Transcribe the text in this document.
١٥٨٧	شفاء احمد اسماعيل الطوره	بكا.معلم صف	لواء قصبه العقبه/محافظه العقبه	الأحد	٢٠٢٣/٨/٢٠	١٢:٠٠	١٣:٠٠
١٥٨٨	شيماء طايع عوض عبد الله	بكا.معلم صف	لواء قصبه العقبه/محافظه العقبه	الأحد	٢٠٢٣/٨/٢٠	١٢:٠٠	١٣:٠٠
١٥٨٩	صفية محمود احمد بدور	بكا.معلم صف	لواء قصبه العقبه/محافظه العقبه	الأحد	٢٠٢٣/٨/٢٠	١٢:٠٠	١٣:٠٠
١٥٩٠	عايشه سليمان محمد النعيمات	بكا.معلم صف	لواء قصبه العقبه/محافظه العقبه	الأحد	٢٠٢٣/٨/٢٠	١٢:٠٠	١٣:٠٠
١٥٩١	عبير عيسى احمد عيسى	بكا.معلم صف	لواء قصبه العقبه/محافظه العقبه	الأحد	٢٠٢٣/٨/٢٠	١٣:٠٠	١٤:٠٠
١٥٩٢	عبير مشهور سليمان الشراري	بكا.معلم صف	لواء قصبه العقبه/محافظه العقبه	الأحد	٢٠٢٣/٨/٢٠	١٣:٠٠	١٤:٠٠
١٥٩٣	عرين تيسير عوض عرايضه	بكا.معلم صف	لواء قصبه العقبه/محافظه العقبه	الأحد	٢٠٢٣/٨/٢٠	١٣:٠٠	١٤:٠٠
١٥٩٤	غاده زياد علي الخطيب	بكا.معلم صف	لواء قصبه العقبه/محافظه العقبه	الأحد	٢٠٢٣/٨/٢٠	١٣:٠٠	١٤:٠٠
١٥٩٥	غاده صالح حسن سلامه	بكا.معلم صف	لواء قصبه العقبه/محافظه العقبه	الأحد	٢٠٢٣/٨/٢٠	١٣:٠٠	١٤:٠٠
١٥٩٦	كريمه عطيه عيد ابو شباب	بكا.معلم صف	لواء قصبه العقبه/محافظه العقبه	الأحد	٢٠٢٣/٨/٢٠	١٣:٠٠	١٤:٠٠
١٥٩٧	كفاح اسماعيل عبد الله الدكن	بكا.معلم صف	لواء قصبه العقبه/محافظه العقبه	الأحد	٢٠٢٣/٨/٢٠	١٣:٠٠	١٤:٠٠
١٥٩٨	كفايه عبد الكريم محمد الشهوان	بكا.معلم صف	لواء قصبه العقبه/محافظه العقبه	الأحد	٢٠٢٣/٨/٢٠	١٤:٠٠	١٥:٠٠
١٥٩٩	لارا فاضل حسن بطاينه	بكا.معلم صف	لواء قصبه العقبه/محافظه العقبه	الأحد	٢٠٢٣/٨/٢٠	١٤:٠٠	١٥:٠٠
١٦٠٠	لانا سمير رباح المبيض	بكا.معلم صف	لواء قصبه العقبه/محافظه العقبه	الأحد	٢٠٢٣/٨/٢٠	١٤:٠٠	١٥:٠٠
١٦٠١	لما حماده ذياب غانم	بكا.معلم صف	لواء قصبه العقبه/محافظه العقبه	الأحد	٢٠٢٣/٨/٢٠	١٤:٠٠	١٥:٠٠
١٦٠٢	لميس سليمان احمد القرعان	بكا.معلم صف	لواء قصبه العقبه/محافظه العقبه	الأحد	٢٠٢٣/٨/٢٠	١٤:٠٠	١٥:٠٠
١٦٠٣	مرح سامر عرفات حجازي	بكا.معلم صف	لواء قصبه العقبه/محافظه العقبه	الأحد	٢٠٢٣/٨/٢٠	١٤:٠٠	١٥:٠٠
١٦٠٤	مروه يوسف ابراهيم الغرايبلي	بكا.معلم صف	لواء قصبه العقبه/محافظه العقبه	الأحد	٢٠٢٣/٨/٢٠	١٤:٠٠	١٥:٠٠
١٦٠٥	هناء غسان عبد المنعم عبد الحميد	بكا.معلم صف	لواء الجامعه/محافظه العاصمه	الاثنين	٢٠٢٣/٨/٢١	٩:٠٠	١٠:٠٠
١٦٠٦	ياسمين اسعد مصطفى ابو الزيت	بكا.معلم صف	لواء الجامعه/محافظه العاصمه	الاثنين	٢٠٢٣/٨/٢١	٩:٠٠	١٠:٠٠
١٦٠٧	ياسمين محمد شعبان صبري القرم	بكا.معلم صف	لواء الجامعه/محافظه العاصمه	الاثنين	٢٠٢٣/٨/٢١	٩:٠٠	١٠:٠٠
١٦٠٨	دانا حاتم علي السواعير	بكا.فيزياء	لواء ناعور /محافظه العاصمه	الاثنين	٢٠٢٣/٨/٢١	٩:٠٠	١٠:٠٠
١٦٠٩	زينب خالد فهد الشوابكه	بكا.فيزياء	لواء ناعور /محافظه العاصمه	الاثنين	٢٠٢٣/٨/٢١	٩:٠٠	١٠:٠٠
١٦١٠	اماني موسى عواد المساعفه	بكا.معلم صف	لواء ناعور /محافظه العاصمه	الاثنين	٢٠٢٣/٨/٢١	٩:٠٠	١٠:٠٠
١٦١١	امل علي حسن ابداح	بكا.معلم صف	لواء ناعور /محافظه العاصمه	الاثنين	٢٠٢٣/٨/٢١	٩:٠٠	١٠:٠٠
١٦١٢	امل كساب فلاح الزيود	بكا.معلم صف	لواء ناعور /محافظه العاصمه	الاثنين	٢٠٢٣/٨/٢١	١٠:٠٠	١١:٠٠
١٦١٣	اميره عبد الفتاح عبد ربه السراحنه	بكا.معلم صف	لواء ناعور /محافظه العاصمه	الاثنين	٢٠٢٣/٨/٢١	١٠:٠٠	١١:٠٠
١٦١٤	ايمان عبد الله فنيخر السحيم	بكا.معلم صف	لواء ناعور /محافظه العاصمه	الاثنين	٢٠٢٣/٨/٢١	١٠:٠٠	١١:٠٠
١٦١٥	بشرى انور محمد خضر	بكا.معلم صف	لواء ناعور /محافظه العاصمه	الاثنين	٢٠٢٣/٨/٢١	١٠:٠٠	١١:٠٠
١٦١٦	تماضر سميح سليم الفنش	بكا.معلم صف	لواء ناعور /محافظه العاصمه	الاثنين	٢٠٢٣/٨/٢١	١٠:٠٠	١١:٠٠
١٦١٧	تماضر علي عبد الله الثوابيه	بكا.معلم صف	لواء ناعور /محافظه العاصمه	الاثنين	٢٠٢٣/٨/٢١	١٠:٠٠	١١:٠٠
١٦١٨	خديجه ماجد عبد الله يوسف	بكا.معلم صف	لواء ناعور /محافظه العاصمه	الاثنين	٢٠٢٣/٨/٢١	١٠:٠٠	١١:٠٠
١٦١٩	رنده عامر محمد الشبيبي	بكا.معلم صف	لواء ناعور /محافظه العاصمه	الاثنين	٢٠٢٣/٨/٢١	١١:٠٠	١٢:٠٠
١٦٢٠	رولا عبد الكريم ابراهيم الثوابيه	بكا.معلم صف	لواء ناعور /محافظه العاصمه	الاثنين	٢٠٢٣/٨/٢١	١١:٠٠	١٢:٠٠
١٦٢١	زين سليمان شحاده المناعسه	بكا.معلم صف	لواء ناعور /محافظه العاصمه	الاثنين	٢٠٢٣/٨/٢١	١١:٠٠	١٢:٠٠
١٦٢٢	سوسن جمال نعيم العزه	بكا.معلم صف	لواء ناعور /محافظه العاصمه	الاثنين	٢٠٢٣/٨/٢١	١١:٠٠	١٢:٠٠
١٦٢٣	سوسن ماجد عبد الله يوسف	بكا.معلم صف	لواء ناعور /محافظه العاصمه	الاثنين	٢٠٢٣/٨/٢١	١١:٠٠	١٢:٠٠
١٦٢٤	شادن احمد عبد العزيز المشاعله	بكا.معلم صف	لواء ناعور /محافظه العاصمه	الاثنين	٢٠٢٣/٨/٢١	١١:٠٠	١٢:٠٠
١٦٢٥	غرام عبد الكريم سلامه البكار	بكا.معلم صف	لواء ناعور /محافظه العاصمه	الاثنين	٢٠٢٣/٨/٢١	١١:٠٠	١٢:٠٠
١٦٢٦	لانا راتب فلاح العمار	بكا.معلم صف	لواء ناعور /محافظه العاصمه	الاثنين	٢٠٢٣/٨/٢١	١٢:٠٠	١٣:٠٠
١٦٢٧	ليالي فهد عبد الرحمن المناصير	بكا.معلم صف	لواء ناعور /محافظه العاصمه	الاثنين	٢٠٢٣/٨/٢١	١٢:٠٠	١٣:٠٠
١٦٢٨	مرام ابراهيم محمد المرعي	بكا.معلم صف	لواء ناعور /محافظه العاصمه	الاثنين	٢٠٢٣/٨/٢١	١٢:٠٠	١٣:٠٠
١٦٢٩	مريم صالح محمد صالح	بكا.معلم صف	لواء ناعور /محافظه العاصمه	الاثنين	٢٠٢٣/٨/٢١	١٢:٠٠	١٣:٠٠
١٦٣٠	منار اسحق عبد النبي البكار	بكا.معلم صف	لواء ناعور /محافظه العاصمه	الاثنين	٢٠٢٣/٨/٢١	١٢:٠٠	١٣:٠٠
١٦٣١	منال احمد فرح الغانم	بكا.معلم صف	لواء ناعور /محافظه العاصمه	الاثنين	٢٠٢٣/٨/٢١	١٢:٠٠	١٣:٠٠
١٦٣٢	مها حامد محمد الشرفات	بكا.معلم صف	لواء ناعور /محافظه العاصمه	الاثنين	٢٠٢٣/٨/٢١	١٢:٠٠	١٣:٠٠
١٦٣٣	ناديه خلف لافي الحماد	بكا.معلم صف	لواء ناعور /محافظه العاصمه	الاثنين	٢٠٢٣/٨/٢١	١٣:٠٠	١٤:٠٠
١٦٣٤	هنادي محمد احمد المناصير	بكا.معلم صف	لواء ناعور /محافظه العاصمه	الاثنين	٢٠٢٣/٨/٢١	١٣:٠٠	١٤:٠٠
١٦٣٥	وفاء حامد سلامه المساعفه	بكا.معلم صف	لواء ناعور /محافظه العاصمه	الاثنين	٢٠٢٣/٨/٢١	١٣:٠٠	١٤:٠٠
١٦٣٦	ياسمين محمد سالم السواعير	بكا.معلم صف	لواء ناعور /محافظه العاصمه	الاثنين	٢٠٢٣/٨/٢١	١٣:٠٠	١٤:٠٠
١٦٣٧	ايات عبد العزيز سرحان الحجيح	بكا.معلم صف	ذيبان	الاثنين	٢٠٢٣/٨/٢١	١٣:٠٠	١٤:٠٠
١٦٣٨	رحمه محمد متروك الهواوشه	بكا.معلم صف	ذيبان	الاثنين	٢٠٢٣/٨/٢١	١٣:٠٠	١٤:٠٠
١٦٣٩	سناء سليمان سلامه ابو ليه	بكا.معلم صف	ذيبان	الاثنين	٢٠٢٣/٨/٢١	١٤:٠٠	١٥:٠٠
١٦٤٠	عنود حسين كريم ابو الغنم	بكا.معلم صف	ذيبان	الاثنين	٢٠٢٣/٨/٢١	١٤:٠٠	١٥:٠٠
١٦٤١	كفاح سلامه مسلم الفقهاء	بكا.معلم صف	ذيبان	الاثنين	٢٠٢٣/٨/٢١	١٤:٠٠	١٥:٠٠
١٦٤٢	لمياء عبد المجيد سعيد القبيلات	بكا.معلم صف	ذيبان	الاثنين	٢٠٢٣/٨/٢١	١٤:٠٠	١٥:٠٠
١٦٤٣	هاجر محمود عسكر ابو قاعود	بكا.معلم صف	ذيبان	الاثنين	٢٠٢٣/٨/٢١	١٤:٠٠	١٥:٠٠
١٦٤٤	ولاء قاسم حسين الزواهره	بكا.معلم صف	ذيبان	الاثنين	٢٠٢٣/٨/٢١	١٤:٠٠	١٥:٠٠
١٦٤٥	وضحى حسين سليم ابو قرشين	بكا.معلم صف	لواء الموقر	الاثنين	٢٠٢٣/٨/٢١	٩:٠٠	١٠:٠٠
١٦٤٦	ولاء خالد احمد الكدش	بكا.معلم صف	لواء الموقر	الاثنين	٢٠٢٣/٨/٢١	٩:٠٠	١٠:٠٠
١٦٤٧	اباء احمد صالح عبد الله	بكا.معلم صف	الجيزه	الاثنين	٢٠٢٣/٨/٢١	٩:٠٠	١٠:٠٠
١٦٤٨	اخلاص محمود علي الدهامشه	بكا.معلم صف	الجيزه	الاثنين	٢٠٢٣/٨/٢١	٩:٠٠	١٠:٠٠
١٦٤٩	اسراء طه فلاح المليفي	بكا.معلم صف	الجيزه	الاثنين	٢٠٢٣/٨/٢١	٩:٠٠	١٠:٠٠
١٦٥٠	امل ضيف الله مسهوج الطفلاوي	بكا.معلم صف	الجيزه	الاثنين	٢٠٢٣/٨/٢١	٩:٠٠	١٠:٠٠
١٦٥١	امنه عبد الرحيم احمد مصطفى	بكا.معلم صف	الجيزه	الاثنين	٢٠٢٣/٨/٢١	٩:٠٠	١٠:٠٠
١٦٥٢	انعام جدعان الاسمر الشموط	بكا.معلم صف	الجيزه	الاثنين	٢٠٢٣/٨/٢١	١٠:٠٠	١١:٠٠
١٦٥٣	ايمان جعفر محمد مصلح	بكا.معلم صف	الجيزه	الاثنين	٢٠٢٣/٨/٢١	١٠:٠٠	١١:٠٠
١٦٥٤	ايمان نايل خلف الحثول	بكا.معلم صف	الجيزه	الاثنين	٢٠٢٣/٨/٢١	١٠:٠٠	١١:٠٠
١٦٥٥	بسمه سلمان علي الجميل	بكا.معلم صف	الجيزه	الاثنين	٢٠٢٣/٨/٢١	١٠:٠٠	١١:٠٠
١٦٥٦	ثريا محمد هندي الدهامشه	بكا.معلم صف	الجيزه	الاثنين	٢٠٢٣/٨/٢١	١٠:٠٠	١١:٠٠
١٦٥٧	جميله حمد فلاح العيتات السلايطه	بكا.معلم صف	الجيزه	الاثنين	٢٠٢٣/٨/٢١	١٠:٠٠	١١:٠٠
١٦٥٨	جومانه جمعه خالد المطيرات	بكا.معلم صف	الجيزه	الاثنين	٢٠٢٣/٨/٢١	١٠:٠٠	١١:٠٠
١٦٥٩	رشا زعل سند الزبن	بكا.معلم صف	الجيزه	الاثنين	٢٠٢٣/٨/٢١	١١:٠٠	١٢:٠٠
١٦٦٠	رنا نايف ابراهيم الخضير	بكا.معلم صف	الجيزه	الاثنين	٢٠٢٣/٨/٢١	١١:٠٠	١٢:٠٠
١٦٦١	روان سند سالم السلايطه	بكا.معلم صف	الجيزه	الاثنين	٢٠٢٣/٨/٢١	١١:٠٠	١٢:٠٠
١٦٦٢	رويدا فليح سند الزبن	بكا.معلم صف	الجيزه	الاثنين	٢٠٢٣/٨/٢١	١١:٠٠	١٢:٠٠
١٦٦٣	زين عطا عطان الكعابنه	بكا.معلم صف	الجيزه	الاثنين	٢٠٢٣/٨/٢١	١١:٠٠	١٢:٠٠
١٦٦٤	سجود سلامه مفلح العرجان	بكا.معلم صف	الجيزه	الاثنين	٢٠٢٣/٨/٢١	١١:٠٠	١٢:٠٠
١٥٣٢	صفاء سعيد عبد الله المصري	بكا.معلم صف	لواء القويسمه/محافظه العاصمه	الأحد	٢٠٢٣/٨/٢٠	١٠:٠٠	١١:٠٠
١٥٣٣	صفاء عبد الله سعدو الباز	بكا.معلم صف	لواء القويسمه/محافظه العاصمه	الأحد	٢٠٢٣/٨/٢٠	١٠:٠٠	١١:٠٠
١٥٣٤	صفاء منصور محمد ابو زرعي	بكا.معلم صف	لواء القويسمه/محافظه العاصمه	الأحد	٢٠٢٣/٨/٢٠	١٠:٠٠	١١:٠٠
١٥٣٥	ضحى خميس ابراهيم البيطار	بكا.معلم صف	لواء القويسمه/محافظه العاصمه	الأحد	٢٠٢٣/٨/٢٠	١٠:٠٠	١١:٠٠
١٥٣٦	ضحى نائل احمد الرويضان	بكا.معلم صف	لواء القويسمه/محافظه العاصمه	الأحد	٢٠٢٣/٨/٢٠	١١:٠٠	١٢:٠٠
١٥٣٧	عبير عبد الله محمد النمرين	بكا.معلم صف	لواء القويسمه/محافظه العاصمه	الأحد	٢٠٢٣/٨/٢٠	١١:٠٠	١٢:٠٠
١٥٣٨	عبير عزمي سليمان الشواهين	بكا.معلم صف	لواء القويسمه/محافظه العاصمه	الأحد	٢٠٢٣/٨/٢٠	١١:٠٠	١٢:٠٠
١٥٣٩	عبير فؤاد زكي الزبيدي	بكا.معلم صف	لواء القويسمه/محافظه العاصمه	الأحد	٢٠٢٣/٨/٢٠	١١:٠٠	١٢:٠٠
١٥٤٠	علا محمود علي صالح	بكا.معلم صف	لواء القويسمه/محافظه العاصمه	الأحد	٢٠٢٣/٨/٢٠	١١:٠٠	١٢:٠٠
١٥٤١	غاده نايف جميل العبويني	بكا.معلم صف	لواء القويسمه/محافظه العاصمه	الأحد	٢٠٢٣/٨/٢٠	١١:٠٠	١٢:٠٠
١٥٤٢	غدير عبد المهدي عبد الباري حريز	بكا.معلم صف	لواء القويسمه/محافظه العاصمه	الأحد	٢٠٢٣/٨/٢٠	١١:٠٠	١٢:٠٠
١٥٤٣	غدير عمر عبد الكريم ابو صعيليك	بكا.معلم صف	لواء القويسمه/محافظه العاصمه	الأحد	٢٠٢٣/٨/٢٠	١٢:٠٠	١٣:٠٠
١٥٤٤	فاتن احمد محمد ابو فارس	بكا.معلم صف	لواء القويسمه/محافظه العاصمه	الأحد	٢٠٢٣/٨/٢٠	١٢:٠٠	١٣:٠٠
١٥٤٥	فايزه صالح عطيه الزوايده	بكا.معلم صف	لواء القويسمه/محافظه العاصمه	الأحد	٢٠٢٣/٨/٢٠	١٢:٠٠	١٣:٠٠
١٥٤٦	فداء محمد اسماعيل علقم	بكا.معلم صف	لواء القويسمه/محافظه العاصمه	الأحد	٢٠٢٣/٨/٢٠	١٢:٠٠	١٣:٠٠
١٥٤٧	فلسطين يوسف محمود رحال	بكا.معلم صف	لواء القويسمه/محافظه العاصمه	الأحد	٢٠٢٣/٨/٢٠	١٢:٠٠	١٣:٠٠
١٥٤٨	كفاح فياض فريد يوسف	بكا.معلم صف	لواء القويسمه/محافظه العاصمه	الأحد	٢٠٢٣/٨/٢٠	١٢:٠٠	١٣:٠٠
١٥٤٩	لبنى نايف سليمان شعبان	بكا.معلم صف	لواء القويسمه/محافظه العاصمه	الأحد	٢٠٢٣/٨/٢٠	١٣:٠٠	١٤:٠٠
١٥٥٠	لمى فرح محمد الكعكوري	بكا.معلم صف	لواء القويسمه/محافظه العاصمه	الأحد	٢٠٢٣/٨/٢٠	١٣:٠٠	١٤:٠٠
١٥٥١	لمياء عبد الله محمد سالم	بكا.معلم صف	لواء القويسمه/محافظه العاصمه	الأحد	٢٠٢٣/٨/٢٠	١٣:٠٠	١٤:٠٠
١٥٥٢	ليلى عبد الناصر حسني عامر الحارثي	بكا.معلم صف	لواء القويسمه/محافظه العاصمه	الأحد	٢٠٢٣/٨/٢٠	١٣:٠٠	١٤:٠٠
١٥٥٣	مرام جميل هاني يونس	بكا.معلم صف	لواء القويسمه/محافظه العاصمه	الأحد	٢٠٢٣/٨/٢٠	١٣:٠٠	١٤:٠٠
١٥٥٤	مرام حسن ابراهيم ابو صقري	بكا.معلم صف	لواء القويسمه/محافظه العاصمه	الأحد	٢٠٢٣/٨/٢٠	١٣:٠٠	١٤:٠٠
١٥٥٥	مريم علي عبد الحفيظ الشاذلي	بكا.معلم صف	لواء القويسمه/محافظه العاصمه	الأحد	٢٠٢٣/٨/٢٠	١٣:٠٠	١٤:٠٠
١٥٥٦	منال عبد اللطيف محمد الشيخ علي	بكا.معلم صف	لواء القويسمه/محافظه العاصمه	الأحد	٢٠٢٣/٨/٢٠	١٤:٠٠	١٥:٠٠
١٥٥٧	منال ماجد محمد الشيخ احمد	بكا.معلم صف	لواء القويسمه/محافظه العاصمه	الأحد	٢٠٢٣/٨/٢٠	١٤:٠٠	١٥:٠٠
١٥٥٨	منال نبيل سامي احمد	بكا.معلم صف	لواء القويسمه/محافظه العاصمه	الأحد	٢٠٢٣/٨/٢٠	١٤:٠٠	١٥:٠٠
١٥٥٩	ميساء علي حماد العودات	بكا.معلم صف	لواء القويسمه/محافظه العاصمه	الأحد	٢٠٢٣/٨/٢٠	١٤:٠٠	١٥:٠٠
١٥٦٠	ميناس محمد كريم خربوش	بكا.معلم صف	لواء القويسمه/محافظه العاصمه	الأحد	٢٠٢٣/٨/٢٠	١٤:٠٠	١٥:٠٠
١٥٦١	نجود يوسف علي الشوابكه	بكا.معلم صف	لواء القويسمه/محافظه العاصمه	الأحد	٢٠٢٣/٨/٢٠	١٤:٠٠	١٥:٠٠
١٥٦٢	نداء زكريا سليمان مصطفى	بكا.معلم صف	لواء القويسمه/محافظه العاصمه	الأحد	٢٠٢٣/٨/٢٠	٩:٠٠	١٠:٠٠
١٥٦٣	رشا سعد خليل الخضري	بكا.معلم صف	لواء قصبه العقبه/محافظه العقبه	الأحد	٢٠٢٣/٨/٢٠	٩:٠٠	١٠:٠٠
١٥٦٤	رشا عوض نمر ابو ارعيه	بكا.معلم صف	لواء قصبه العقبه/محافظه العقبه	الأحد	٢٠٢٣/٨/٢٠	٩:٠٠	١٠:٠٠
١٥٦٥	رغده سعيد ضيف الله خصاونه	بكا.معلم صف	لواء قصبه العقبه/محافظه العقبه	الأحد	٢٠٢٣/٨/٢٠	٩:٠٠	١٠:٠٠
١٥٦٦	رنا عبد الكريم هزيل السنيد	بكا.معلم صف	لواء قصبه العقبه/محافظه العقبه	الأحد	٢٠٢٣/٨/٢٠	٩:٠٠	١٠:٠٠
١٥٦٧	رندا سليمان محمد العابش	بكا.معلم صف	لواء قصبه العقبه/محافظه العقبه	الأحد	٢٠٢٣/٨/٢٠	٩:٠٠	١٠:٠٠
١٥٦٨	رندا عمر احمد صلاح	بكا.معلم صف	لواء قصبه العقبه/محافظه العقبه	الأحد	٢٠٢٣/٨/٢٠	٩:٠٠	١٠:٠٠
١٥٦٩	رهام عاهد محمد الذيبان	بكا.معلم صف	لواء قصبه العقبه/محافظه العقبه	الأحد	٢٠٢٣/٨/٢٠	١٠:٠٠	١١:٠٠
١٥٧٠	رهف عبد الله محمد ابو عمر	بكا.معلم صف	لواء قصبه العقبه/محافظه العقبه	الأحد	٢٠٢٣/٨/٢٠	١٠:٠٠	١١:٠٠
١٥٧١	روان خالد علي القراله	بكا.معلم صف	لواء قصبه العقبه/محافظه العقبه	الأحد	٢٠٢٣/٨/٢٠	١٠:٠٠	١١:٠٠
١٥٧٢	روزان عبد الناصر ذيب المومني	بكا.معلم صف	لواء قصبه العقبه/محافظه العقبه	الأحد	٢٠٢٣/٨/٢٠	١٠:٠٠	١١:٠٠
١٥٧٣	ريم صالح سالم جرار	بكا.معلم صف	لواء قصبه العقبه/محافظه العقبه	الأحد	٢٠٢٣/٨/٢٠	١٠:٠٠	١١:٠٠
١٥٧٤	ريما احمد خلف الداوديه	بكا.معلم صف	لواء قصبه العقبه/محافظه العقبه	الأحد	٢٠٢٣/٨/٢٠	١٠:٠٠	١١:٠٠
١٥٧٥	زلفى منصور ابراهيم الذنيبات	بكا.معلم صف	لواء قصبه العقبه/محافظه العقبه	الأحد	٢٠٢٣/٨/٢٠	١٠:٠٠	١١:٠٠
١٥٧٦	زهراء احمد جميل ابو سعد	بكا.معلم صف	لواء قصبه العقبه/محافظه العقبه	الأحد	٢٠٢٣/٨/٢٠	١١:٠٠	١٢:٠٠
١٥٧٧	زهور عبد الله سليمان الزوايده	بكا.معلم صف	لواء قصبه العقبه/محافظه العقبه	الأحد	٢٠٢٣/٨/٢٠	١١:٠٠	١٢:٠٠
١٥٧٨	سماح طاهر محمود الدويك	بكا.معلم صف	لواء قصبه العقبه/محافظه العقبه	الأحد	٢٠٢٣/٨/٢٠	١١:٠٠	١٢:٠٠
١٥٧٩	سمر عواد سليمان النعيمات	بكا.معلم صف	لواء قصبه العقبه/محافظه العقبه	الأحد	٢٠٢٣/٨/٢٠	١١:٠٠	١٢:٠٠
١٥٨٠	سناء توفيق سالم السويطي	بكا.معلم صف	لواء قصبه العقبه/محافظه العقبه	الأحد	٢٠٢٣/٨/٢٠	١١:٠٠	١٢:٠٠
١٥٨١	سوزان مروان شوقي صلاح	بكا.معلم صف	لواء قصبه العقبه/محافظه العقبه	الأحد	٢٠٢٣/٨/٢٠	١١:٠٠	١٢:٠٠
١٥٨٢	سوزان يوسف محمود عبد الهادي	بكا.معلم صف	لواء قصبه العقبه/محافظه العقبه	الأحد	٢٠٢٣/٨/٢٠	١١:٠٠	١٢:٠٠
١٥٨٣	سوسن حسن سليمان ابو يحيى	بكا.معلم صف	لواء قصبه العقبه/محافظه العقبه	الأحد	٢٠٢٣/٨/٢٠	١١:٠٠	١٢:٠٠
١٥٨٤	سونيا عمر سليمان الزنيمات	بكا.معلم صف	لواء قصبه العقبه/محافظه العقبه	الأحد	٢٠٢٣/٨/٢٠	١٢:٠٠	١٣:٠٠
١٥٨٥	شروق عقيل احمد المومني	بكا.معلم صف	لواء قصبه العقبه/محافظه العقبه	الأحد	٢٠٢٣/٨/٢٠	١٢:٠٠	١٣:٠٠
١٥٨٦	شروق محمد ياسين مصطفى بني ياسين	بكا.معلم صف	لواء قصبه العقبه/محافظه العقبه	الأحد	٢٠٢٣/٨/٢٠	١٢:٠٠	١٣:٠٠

· · · ·

Determine the number of lines in the entries above where the string "فلاح" appears. Answer with the number alone.

4